Task objective
In the material below, the lines containing the word "located" are required; copy each of them.
Start of Input data
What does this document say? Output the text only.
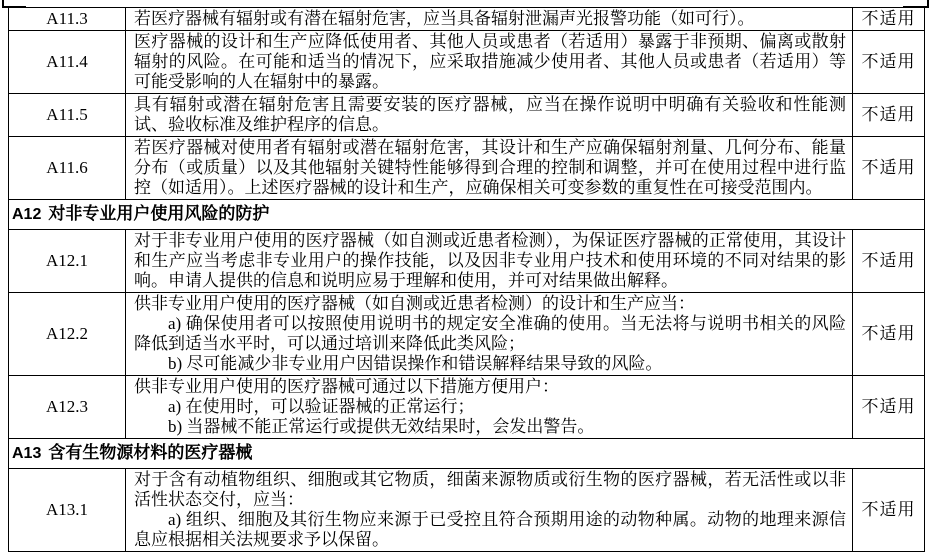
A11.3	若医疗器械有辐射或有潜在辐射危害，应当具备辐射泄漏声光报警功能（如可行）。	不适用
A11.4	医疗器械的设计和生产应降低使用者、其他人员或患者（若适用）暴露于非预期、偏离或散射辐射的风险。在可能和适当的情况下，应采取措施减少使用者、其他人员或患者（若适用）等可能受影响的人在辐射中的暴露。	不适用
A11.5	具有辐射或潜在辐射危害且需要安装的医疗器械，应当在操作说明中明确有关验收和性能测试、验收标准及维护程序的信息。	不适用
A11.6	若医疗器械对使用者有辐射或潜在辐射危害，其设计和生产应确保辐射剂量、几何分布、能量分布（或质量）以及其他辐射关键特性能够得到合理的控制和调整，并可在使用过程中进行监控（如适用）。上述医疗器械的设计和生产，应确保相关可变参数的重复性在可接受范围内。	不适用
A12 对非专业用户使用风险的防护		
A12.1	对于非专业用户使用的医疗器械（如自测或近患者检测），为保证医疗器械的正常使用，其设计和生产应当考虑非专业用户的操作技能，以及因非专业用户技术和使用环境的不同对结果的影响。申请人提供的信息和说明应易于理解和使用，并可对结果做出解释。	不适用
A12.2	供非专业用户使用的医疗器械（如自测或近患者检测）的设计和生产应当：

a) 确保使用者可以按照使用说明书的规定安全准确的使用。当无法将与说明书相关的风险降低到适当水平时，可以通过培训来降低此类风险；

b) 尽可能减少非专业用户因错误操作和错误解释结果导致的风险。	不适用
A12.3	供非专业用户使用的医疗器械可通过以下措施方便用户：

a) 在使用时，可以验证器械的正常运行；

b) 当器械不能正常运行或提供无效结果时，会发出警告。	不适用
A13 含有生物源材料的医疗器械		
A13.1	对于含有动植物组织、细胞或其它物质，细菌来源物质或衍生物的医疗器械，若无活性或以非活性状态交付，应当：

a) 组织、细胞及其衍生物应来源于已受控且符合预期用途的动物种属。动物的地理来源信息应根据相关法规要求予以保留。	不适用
End of Input data
Start of Input data
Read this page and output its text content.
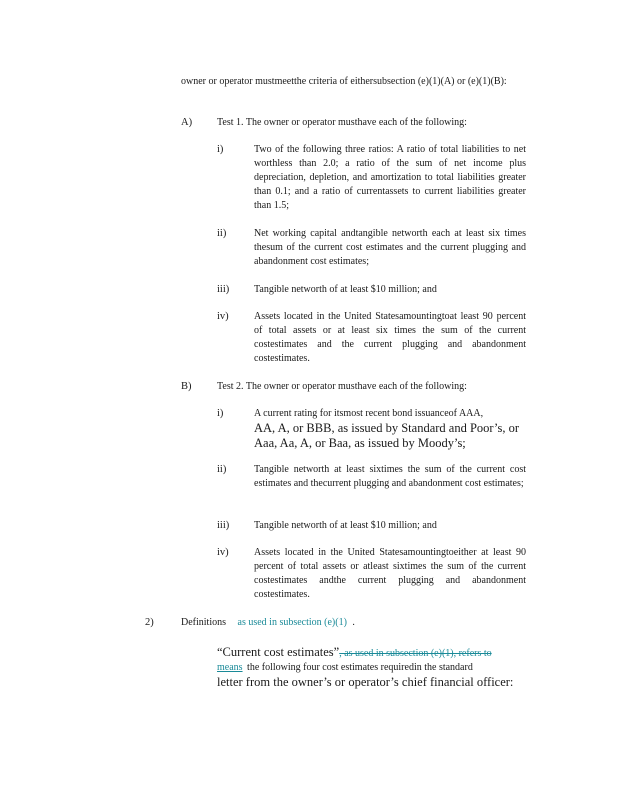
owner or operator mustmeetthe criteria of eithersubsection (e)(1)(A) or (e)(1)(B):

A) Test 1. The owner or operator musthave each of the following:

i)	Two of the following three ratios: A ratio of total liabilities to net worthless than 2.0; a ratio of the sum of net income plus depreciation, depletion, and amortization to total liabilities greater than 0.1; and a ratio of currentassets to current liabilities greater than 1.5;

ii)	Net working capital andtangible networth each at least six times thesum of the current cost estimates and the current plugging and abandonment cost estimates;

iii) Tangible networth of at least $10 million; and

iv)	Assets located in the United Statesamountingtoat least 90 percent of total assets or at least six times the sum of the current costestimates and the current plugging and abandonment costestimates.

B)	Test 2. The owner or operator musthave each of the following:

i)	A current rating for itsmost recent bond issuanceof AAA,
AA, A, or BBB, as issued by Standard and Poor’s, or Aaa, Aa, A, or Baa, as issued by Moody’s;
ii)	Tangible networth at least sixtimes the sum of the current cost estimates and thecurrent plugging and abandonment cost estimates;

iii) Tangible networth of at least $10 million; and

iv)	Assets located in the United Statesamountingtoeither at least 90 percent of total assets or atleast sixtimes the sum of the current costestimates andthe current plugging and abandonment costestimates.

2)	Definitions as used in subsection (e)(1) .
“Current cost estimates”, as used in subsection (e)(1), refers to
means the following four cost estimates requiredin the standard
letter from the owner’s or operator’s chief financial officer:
End of Input data
Written solution
iv)	Assets located in the United Statesamountingtoat least 90 percent of total assets or at least six times the sum of the current costestimates and the current plugging and abandonment costestimates.
iv)	Assets located in the United Statesamountingtoeither at least 90 percent of total assets or atleast sixtimes the sum of the current costestimates andthe current plugging and abandonment costestimates.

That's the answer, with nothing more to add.